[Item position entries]
================================

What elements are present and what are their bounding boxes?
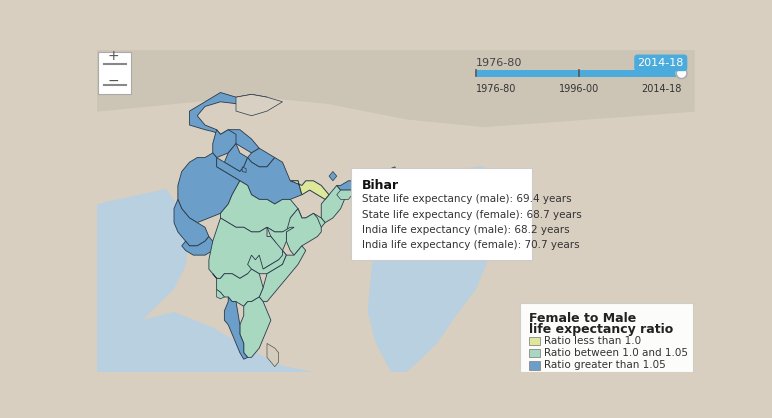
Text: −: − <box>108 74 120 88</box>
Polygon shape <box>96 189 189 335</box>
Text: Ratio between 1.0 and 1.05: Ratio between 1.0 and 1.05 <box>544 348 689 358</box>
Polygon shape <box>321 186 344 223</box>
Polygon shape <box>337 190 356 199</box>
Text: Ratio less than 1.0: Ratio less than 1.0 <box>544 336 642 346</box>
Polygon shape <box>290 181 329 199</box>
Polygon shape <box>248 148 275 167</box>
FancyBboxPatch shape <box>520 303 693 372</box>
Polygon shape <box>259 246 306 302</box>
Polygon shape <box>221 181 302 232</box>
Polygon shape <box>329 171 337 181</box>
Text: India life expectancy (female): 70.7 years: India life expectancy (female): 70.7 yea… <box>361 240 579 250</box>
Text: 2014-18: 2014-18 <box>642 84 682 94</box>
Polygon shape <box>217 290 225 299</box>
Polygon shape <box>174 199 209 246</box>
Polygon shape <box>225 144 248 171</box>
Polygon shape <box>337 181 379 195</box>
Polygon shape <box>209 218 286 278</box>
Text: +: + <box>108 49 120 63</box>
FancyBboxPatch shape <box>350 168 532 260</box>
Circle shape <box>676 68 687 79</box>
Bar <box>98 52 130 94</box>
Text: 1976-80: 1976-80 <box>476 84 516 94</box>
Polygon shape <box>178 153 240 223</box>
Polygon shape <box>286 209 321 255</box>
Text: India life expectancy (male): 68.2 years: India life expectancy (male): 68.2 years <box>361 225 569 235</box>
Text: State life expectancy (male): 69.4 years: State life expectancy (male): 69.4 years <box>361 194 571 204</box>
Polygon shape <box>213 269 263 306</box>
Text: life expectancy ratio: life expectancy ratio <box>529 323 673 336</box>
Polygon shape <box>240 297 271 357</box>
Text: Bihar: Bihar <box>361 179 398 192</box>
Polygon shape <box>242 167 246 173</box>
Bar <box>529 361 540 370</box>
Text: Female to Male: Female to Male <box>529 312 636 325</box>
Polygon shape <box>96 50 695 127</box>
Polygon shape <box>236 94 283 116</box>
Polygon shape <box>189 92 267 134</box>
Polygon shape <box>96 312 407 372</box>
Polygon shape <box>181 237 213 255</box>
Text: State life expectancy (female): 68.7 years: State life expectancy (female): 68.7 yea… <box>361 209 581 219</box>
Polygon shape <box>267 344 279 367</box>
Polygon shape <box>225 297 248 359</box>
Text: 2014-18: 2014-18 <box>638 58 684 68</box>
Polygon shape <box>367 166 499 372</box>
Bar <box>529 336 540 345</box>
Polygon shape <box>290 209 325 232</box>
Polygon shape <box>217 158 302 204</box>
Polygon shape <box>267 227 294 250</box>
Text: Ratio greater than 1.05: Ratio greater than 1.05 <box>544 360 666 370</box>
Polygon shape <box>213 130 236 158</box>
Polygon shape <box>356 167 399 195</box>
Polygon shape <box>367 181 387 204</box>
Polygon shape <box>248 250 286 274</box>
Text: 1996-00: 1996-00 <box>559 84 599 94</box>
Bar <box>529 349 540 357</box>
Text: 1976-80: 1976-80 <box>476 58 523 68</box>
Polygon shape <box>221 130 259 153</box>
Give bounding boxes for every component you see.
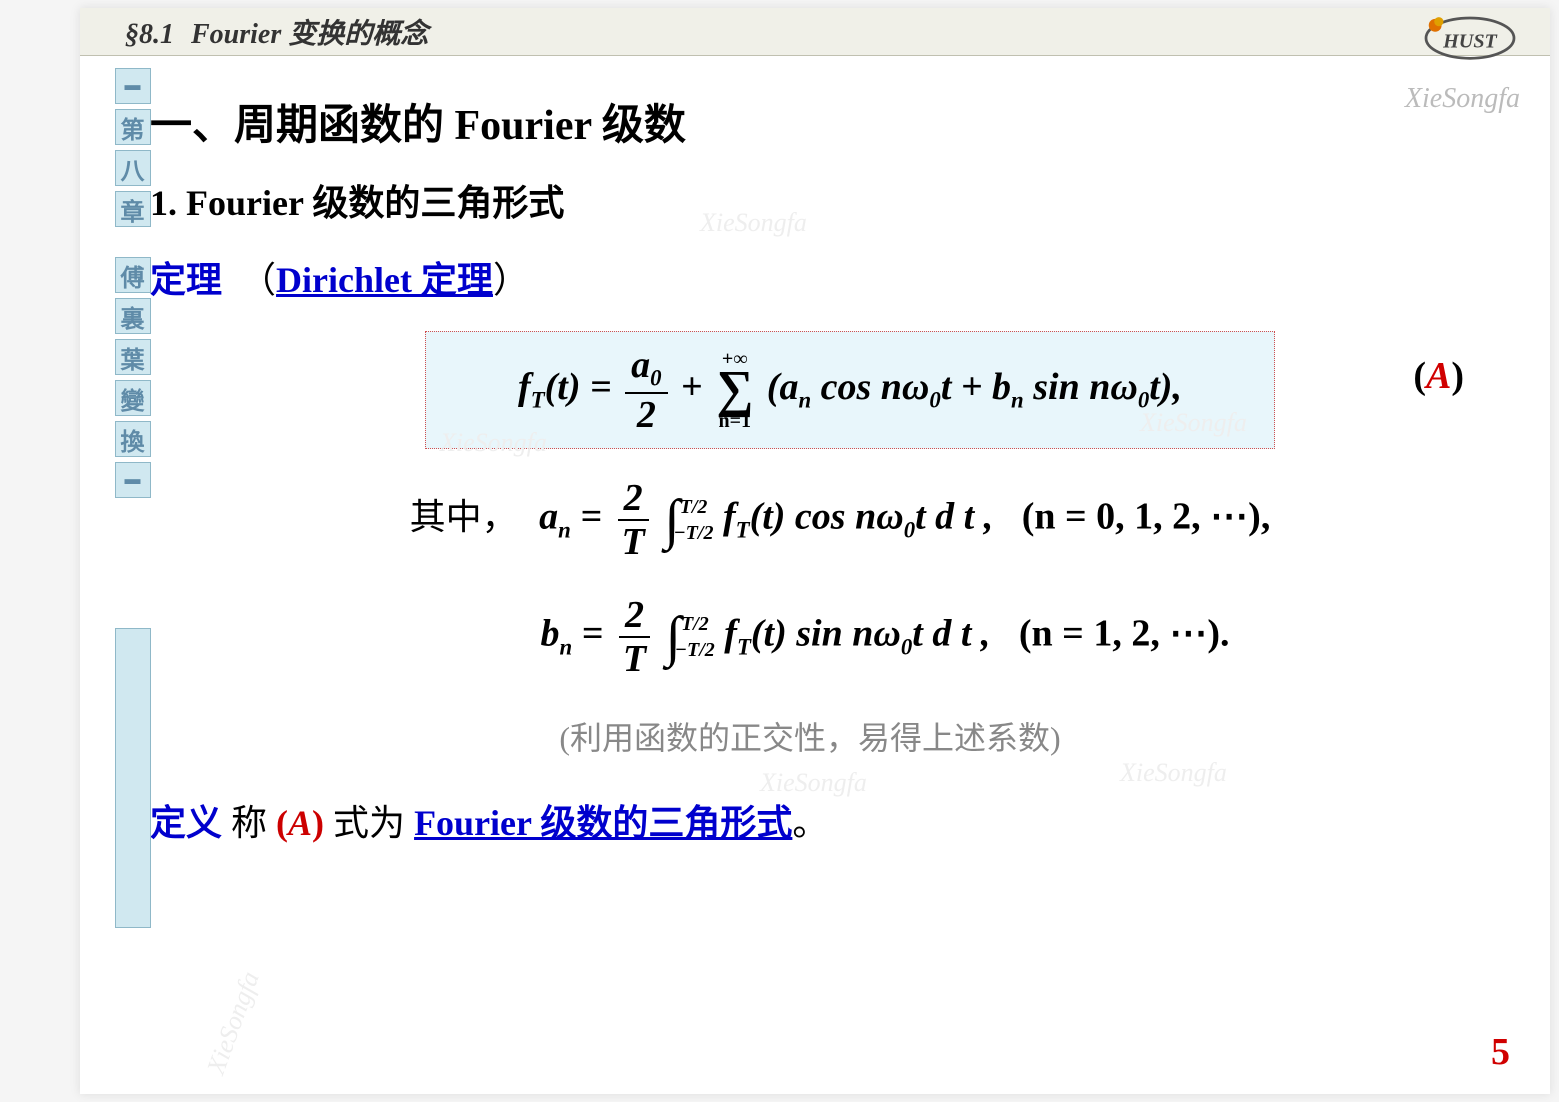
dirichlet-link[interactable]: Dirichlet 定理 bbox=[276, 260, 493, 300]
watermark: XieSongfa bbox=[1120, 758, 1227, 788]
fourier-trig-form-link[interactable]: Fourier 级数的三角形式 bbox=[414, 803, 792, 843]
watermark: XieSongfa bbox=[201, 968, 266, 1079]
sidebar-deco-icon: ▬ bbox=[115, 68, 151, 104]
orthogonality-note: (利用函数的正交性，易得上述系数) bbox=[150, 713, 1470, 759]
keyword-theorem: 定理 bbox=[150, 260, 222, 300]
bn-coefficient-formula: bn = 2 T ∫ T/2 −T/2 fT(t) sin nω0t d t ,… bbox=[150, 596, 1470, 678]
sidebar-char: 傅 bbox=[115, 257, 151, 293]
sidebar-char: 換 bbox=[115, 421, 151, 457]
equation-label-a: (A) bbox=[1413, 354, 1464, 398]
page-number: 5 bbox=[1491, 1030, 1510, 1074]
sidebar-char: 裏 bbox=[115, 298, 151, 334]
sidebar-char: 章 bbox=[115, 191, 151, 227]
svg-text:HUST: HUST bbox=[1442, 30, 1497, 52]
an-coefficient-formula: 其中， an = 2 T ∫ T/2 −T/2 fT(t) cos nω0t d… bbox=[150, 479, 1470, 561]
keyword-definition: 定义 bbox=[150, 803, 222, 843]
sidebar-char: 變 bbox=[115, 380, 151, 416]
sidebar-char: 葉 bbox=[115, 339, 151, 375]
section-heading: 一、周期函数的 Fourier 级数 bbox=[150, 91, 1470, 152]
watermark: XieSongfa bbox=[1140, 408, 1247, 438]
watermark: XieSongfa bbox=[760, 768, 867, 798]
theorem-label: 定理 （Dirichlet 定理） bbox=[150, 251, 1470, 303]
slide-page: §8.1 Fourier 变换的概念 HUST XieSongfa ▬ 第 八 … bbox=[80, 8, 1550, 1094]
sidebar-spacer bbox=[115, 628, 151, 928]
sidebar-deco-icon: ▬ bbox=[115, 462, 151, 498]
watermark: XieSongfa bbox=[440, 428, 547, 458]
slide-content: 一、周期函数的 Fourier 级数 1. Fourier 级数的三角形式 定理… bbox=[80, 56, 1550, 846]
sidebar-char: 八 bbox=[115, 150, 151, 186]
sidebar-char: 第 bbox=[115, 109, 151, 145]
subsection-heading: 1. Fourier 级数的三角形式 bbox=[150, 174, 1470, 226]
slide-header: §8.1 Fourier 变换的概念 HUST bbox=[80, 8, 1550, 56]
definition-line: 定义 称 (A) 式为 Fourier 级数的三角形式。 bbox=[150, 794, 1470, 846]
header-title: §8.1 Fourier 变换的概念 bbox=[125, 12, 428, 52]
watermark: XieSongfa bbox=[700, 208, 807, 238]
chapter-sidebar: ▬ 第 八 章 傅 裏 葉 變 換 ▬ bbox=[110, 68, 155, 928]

================================

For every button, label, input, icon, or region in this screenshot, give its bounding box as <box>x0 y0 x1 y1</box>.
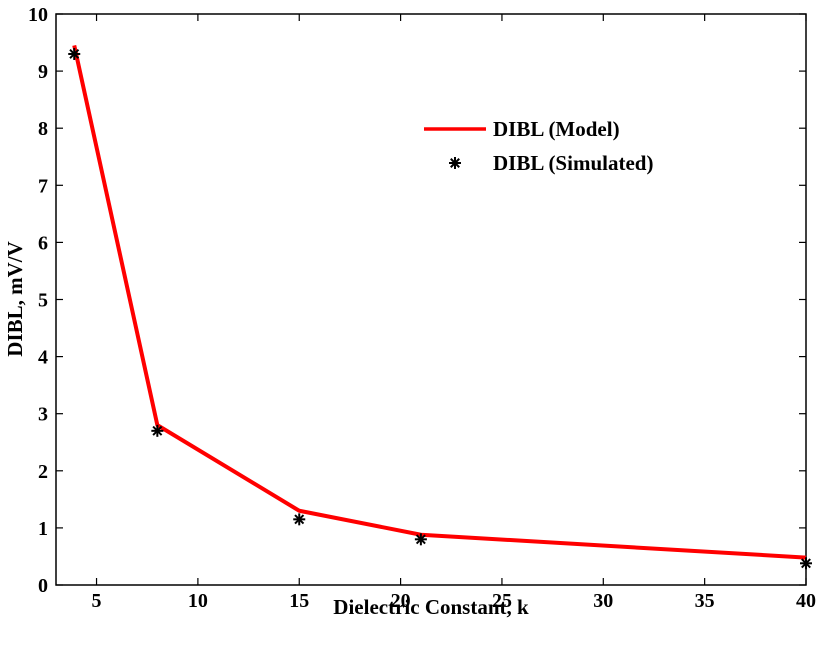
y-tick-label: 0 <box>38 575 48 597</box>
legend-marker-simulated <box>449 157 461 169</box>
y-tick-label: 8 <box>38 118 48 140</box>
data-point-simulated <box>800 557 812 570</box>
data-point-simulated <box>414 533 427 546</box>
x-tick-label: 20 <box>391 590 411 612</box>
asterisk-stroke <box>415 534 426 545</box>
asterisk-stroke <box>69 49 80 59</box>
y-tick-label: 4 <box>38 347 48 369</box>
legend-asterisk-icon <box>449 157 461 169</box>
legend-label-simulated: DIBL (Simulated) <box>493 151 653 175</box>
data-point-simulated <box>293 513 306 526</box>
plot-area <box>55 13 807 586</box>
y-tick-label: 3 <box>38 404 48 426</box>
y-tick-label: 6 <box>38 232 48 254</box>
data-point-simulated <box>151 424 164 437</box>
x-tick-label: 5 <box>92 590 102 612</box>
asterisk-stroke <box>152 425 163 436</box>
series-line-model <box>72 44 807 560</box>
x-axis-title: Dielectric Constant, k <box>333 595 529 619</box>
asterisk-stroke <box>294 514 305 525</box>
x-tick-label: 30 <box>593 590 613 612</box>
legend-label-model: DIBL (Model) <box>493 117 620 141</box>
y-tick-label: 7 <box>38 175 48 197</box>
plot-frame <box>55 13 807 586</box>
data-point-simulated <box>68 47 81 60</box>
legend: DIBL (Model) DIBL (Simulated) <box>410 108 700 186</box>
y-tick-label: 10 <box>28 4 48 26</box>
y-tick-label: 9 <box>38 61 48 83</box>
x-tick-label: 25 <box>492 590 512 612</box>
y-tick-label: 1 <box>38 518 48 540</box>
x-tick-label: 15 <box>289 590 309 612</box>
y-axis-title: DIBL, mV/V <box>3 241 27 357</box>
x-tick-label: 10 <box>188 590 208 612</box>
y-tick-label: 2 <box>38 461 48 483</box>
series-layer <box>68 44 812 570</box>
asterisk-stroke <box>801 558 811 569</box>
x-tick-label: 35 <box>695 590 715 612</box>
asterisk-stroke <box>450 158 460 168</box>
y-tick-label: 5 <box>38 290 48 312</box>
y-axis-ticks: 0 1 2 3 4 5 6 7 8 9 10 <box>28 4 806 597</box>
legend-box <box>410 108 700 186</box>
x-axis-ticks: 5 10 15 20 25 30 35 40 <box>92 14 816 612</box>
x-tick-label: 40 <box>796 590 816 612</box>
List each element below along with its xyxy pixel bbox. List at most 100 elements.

================================

◆ **Challenge**: Output the lines starting at the one containing "dirichlet-link[interactable]: Dirichlet 定理" and ending at the one containing "bn-coefficient-formula: bn = 2" as a JSON list of strings, one per line, omitting blank lines.

◆ **Exercise answer**:
[
  "dirichlet-link[interactable]: Dirichlet 定理 bbox=[276, 260, 493, 300]",
  "watermark: XieSongfa bbox=[1120, 758, 1227, 788]",
  "fourier-trig-form-link[interactable]: Fourier 级数的三角形式 bbox=[414, 803, 792, 843]",
  "watermark: XieSongfa bbox=[201, 968, 266, 1079]",
  "sidebar-deco-icon: ▬ bbox=[115, 68, 151, 104]",
  "orthogonality-note: (利用函数的正交性，易得上述系数) bbox=[150, 713, 1470, 759]",
  "keyword-theorem: 定理 bbox=[150, 260, 222, 300]",
  "bn-coefficient-formula: bn = 2 T ∫ T/2 −T/2 fT(t) sin nω0t d t ,… bbox=[150, 596, 1470, 678]"
]